**What to produce**
Return the number of lines that include the string "本协议未尽事宜", without any other text.

**Input for this task**
━━━━━━━━━━

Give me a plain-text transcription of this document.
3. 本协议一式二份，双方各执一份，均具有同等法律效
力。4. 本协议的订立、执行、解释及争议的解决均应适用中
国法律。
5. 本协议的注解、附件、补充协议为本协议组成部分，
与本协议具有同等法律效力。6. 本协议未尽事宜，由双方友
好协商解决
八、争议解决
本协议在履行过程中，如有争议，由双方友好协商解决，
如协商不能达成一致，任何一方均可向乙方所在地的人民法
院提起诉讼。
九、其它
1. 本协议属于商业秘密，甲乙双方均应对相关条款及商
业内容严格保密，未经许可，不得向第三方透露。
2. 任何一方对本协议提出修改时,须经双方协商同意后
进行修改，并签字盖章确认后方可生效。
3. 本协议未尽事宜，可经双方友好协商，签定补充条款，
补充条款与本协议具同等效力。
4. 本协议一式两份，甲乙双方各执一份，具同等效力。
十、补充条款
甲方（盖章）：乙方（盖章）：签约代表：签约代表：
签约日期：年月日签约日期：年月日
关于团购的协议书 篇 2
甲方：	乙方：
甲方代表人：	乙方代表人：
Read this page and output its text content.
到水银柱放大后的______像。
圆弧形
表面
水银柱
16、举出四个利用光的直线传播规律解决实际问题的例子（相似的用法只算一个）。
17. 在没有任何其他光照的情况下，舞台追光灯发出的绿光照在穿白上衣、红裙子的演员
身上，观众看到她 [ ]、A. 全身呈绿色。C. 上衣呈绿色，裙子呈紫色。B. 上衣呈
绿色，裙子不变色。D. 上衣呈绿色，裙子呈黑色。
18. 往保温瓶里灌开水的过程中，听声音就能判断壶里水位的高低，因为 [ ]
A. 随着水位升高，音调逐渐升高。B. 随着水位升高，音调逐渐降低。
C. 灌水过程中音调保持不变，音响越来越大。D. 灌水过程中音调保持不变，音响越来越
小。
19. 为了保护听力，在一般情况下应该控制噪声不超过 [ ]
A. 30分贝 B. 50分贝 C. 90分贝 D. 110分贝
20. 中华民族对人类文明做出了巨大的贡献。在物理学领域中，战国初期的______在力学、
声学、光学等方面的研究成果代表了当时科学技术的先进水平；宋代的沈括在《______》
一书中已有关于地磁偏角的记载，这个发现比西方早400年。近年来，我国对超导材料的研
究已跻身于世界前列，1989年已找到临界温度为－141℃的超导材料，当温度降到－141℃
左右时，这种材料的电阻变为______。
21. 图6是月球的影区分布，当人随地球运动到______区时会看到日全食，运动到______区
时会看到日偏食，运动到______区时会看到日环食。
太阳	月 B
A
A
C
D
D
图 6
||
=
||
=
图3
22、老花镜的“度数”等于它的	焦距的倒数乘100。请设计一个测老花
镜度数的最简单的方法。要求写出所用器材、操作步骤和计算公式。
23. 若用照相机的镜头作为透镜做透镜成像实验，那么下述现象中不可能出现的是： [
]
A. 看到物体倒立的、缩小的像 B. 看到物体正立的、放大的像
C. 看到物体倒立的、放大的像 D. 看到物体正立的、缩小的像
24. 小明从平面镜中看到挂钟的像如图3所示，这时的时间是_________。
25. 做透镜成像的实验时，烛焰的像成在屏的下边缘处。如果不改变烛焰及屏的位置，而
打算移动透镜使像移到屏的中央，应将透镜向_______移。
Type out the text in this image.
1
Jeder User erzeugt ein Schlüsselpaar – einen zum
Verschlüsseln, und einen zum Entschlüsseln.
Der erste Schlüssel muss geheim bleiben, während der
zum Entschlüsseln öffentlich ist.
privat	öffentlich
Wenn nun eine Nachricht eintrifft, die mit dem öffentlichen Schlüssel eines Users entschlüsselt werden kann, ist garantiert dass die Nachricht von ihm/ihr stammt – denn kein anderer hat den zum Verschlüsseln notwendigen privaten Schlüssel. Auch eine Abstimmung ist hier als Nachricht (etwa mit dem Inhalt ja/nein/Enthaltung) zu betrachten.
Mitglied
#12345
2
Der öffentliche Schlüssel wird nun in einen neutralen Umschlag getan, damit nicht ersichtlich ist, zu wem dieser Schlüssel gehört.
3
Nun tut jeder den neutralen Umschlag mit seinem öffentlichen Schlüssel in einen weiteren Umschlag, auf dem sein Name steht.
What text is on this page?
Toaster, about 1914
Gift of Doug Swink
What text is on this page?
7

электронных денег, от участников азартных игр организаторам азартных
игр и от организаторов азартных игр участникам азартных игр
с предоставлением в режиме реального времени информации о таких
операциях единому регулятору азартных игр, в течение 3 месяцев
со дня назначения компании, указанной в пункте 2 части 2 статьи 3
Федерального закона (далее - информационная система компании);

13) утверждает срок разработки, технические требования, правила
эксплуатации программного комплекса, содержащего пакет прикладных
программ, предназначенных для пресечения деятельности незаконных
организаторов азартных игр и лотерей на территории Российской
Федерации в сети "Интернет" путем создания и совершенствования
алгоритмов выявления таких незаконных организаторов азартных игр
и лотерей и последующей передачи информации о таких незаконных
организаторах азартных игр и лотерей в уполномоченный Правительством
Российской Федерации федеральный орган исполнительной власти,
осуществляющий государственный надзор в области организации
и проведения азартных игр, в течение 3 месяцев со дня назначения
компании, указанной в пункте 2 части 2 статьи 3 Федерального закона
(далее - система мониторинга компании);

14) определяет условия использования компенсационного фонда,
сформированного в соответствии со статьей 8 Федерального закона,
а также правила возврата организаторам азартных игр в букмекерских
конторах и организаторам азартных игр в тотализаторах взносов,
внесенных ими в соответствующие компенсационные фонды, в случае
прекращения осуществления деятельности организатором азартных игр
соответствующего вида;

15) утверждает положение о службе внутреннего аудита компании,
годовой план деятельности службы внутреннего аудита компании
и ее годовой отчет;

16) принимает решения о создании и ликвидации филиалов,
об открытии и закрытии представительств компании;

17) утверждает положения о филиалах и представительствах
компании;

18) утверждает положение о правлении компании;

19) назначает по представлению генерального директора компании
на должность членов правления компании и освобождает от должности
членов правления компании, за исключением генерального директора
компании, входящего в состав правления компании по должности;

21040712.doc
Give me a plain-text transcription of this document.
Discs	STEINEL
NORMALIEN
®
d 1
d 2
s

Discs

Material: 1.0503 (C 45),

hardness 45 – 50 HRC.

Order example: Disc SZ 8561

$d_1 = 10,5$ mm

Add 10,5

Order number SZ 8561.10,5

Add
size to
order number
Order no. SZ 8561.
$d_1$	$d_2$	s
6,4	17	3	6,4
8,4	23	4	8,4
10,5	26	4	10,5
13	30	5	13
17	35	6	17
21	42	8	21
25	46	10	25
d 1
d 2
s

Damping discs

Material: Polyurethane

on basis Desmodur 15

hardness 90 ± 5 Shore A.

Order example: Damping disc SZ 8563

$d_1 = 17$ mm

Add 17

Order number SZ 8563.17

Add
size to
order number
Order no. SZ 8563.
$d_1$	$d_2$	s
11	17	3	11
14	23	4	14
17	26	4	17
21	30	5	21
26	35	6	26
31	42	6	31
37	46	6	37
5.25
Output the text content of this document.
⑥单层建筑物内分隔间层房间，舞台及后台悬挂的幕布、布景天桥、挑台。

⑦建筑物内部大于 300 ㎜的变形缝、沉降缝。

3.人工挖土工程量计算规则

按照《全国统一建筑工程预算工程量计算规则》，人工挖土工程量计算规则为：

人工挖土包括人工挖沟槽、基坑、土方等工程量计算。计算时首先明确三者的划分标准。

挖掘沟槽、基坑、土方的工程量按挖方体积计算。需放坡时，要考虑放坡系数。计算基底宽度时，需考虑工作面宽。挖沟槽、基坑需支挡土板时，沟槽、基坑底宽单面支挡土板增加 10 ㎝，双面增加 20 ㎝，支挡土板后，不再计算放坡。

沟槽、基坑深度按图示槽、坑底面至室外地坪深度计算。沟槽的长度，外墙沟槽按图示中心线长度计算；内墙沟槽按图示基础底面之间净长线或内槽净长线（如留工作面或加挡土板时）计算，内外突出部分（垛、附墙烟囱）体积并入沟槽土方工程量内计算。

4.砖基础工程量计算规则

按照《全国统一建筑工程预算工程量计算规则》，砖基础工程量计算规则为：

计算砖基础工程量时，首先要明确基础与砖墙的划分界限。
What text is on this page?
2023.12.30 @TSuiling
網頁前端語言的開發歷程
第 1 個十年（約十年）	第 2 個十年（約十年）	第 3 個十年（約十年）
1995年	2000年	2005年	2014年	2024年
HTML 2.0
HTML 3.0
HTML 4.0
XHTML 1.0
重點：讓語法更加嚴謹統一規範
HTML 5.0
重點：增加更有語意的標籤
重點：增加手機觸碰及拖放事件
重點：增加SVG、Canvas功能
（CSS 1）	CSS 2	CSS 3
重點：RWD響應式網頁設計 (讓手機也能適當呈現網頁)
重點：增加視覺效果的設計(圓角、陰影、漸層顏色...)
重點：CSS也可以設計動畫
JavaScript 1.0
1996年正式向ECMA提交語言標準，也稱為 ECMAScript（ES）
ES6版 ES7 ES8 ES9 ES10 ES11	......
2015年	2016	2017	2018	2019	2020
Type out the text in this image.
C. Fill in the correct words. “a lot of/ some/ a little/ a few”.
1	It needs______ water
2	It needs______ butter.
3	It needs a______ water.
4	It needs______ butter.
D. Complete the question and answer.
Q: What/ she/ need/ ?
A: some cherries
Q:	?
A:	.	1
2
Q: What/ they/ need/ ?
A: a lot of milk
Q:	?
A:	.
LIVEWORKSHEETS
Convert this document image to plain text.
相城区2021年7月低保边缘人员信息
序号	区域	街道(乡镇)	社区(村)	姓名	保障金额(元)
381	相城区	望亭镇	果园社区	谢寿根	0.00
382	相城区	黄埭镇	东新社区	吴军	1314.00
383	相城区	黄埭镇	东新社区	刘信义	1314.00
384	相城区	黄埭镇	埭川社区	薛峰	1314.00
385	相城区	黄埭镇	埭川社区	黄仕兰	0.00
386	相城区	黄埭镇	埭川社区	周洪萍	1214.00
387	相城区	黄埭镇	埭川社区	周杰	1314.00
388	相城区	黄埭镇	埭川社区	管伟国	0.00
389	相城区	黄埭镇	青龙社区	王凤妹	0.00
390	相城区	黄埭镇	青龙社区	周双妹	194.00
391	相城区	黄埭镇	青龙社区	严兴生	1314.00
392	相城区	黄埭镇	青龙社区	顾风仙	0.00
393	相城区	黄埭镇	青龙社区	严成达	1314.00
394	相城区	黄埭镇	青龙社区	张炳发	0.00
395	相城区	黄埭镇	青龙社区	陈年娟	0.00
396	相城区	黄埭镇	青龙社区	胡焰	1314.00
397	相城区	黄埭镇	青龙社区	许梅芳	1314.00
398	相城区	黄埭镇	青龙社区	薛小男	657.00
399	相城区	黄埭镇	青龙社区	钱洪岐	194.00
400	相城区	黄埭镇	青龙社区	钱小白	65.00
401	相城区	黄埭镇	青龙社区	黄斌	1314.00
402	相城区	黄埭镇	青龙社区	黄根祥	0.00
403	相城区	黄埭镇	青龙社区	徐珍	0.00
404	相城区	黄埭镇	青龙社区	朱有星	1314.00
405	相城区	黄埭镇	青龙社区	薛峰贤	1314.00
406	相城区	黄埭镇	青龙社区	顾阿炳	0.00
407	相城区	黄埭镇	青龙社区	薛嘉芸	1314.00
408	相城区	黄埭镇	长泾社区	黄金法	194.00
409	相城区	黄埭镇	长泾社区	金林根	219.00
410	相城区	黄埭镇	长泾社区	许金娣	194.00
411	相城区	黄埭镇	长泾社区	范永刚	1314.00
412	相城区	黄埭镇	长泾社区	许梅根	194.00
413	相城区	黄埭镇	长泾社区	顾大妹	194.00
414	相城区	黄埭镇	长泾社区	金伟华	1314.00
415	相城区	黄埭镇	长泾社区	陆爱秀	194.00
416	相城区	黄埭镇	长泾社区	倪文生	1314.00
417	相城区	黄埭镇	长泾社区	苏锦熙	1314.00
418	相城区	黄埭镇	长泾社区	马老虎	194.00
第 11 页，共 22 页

━━━━━━━━━━

**Output of the task**
2